• [Your task]: Using the records below, please work out how many lines contain "volume"; answer with the number alone.

• [Extracted records]:
## start

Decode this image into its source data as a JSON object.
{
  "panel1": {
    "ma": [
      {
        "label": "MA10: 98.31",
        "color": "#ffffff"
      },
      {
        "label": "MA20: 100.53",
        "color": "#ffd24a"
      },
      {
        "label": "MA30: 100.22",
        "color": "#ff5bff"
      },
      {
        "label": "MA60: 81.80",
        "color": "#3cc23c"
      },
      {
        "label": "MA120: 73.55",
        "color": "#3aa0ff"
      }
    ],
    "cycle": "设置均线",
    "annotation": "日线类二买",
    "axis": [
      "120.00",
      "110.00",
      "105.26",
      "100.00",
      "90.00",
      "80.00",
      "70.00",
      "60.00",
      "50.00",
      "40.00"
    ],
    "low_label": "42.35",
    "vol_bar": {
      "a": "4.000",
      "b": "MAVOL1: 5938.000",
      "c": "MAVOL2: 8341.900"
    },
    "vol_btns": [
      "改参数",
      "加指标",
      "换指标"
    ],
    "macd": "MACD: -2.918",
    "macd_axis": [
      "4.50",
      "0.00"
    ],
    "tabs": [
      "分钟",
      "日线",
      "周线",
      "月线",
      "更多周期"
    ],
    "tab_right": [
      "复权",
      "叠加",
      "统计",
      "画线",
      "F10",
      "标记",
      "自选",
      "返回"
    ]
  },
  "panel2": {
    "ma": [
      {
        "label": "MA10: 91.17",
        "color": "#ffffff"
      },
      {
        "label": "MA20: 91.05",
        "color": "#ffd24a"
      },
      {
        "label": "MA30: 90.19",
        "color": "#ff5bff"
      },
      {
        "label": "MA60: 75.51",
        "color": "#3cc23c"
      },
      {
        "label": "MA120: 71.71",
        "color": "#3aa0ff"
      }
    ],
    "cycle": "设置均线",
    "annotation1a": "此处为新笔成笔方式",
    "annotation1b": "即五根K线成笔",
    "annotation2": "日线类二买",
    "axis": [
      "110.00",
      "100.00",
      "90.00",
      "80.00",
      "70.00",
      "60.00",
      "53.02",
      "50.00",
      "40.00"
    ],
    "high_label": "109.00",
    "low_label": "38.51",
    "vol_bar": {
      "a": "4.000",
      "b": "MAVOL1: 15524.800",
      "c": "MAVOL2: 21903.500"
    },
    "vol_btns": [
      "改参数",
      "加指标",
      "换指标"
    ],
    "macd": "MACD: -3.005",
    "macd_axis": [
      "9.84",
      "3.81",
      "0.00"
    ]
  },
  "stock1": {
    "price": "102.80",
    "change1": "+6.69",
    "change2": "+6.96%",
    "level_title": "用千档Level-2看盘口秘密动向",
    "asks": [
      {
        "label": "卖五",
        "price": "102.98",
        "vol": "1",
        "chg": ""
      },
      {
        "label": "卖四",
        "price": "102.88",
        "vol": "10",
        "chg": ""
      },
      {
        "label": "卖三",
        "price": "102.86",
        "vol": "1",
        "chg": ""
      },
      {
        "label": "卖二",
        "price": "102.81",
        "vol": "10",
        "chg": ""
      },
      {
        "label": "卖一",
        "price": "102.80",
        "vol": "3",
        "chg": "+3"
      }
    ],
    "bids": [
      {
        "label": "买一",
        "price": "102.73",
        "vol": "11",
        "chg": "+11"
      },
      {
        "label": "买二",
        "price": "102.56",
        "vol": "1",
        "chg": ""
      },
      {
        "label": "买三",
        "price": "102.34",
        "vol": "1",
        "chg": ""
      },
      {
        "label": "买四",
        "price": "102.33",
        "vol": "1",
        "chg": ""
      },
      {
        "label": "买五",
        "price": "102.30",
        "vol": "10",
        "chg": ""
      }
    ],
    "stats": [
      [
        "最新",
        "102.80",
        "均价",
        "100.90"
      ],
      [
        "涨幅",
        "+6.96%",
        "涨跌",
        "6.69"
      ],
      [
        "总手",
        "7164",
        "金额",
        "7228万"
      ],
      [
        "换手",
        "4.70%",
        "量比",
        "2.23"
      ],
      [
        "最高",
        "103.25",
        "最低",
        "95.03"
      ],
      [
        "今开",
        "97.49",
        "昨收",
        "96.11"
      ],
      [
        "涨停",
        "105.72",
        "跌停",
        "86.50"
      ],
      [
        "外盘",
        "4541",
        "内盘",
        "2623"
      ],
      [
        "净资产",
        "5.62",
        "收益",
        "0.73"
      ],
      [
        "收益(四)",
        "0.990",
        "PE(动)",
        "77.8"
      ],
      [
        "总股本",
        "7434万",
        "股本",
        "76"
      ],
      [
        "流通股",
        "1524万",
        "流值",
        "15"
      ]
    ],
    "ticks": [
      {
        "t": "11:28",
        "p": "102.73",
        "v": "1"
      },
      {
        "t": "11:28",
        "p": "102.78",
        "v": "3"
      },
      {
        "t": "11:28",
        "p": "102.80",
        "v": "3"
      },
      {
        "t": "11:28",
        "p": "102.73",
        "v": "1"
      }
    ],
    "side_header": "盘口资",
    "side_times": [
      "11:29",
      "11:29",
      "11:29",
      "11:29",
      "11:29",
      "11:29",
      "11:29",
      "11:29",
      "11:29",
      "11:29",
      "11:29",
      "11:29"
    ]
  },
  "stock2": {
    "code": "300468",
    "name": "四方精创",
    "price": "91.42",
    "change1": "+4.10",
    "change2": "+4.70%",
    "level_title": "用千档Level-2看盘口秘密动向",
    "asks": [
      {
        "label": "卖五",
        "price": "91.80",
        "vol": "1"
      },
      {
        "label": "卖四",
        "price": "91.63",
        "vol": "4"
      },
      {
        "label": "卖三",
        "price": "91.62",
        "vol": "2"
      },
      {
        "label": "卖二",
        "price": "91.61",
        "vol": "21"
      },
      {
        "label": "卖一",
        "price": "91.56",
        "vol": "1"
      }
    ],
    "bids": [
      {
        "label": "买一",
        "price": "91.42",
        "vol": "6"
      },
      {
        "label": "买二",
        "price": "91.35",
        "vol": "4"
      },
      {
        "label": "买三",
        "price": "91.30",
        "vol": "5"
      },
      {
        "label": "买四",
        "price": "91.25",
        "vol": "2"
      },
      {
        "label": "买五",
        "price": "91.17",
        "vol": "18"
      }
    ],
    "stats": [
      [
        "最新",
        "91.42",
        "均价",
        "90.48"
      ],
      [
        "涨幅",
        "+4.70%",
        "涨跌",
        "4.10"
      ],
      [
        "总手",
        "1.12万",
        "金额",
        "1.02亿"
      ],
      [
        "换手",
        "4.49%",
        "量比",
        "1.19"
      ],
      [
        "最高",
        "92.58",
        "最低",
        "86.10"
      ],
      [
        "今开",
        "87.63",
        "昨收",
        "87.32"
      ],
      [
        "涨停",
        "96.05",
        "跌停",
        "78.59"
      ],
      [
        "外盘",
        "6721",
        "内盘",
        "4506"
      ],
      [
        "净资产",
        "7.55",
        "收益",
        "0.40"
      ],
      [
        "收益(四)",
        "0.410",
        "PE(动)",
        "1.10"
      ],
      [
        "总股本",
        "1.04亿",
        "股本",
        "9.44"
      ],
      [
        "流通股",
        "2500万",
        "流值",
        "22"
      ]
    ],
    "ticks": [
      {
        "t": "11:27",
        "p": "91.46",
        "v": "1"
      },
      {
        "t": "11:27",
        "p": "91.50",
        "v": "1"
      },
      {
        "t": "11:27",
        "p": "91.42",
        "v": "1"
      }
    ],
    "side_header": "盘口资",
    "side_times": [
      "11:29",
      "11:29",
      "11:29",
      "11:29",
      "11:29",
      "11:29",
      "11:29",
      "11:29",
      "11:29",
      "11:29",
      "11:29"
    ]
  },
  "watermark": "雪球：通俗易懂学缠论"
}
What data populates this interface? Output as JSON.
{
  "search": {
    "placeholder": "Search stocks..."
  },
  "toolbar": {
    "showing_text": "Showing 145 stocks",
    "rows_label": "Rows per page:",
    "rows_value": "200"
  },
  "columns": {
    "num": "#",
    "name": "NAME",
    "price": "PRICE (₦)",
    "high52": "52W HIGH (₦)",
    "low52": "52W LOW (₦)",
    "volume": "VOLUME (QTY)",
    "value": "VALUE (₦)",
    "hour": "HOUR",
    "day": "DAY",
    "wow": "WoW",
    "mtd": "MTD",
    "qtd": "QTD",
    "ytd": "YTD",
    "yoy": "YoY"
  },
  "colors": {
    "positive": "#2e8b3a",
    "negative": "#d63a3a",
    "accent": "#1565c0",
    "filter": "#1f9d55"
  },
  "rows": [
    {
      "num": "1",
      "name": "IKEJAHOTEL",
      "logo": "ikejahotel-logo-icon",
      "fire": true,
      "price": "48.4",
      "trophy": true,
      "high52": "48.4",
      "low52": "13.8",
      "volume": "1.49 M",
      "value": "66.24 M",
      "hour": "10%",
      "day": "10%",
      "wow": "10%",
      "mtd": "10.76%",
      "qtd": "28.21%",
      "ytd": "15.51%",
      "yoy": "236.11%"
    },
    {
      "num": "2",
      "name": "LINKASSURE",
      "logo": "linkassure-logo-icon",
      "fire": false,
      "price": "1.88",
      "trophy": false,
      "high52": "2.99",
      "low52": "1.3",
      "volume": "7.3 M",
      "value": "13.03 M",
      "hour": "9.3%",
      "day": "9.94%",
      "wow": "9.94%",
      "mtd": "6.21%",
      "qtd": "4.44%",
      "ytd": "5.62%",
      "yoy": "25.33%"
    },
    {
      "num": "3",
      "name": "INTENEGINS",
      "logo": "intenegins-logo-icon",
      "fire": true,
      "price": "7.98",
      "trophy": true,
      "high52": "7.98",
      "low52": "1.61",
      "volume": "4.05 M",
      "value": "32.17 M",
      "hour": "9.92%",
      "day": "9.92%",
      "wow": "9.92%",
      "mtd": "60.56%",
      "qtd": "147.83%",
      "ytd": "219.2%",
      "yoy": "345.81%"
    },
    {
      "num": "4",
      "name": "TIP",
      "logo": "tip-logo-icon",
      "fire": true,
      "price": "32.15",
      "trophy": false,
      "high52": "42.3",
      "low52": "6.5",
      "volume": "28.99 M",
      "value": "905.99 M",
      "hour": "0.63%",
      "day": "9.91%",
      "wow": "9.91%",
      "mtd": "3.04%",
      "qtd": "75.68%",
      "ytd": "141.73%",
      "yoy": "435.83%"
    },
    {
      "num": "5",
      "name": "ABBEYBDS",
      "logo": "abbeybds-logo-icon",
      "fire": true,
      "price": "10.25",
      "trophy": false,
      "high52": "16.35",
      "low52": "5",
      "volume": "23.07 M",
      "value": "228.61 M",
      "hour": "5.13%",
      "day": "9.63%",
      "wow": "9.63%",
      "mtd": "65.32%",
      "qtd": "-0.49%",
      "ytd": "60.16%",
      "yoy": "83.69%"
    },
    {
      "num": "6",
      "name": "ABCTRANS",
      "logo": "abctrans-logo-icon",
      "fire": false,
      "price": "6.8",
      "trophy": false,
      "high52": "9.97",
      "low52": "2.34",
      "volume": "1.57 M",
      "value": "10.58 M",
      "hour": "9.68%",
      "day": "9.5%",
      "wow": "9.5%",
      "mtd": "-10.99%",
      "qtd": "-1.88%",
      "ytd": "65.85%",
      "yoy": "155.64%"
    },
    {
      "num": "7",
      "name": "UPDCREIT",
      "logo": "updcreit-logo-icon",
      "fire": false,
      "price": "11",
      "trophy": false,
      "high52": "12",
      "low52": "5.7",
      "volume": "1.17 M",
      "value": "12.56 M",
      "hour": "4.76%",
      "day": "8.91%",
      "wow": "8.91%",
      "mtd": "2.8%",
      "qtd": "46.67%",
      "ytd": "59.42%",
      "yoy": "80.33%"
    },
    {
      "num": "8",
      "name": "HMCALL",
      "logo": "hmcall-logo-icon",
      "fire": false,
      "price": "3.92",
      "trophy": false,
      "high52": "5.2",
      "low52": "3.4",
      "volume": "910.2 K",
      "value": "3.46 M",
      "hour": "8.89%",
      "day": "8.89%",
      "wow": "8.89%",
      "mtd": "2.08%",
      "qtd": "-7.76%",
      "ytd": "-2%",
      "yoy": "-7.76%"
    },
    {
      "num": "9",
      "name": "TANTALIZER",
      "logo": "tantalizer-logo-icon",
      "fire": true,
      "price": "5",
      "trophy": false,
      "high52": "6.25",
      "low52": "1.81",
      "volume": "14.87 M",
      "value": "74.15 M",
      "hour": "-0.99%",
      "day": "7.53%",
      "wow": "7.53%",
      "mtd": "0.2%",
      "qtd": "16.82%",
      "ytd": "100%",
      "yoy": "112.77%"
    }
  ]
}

## end

• [Expected answer]: 10